YOUR TASK -
Locate and copy each line in the data that contains the word "SDTVAR".

SUPPLIED MATERIAL -

# # #

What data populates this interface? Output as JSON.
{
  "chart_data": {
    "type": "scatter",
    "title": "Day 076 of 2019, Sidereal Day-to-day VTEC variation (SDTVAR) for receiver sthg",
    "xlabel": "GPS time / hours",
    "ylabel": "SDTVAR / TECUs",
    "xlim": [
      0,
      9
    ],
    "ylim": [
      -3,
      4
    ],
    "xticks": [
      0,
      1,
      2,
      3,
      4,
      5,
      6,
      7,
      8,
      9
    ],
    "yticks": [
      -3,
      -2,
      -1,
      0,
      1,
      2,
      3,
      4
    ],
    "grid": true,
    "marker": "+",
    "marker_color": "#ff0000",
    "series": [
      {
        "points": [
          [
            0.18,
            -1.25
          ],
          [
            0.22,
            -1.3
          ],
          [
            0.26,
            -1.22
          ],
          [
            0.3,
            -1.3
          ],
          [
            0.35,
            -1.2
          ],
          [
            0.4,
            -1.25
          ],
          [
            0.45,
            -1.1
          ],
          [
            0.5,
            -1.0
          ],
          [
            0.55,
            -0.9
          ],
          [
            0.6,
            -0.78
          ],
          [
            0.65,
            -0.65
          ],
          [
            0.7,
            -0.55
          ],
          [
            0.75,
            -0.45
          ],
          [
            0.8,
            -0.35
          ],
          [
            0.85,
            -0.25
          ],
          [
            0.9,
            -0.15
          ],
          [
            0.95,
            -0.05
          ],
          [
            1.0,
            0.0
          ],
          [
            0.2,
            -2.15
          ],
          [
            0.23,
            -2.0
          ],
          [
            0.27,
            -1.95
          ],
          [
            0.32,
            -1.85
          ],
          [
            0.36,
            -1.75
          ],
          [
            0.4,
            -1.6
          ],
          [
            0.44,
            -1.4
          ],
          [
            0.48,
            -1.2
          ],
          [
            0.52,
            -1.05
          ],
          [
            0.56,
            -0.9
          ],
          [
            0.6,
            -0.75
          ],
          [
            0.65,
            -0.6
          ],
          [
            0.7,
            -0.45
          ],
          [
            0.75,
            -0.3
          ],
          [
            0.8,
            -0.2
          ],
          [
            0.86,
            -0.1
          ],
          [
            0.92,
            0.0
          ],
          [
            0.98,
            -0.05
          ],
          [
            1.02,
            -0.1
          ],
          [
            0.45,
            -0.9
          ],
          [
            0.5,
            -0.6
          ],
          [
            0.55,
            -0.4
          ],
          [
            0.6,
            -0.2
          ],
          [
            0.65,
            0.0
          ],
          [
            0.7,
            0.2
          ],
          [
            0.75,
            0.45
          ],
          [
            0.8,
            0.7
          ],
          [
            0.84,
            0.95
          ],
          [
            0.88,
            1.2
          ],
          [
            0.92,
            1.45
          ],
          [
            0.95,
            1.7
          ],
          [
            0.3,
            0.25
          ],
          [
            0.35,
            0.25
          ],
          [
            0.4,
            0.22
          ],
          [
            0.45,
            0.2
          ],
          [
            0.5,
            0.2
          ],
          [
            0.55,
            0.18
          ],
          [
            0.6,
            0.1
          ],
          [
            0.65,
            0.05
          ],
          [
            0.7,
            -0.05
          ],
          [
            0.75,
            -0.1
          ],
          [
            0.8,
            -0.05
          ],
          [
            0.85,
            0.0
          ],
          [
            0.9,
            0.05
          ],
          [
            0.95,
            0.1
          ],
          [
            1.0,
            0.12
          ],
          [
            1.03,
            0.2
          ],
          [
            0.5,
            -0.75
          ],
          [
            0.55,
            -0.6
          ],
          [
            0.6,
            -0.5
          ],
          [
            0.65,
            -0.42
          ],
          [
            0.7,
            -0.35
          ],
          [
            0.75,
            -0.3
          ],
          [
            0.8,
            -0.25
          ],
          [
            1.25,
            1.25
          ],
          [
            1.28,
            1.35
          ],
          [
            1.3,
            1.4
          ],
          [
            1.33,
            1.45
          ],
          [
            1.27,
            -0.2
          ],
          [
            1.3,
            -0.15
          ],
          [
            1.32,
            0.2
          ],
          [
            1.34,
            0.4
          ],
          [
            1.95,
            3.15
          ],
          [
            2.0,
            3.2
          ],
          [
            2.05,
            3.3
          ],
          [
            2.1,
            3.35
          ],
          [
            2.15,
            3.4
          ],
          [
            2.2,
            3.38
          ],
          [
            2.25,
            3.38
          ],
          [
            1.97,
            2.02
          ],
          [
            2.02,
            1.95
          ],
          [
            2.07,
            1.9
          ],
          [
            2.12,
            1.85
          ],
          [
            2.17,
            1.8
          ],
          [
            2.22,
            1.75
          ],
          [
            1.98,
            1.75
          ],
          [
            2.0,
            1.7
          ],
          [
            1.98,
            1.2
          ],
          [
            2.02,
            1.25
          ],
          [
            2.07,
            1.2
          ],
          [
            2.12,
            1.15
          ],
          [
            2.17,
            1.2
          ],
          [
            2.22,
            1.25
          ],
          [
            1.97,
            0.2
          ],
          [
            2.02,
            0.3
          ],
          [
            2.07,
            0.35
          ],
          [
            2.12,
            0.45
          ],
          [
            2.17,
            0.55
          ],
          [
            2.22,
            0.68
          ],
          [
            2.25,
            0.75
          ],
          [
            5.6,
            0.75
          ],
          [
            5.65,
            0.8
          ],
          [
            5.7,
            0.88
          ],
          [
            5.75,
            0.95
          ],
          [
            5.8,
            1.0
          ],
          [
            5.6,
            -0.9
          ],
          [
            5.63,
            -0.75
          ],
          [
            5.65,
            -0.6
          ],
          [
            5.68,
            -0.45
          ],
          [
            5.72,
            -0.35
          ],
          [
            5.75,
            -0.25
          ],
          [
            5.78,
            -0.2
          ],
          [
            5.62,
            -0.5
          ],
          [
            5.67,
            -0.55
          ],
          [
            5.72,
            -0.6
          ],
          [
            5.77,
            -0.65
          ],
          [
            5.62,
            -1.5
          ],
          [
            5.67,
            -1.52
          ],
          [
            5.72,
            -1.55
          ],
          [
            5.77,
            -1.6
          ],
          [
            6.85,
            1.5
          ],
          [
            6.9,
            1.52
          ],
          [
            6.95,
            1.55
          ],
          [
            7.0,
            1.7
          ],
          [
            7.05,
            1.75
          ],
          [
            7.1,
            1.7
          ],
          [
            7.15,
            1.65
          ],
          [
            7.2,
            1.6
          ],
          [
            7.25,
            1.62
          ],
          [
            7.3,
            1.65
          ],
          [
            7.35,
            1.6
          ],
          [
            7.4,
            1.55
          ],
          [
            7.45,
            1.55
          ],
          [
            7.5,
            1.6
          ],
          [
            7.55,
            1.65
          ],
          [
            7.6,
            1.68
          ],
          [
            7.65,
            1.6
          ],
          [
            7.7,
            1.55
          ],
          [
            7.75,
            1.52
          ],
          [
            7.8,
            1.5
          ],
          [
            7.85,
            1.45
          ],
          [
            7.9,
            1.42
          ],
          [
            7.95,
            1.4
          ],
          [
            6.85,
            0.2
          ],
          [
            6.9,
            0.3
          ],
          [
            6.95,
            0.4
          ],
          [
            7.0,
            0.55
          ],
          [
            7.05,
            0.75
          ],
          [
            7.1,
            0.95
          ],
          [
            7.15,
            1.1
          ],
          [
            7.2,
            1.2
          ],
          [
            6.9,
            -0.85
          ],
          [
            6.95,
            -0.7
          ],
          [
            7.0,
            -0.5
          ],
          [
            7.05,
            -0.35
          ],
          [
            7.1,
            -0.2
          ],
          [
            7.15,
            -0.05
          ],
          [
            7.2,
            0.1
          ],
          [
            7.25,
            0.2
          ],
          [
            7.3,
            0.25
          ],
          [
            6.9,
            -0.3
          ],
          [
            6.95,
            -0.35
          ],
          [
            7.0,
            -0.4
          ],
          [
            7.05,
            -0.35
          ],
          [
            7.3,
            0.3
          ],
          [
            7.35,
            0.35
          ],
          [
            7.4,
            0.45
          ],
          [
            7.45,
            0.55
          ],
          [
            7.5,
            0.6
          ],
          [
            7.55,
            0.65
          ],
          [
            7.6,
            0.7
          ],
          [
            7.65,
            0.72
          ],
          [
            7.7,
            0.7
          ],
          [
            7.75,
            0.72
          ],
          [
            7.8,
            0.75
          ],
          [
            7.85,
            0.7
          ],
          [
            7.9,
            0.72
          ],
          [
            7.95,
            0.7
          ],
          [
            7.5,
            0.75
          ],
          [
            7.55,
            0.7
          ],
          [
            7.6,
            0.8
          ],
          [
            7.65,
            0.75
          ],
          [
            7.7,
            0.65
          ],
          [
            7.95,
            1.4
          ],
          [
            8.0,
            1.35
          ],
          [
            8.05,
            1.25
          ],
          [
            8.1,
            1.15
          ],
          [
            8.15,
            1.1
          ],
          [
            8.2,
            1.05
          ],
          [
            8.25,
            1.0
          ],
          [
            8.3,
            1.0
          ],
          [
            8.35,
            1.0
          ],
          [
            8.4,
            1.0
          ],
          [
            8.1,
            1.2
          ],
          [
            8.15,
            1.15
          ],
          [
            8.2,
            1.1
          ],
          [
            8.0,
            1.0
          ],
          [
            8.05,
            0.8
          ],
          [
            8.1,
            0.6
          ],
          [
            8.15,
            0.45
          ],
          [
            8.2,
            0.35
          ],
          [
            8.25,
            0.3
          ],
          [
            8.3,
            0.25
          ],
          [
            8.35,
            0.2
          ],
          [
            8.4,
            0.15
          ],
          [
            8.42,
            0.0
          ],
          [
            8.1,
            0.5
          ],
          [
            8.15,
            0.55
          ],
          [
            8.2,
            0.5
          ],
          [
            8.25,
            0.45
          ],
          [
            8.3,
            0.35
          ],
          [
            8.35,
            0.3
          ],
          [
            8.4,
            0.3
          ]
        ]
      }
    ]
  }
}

# # #

WRITTEN SOLUTION -
    "title": "Day 076 of 2019, Sidereal Day-to-day VTEC variation (SDTVAR) for receiver sthg",
    "ylabel": "SDTVAR / TECUs",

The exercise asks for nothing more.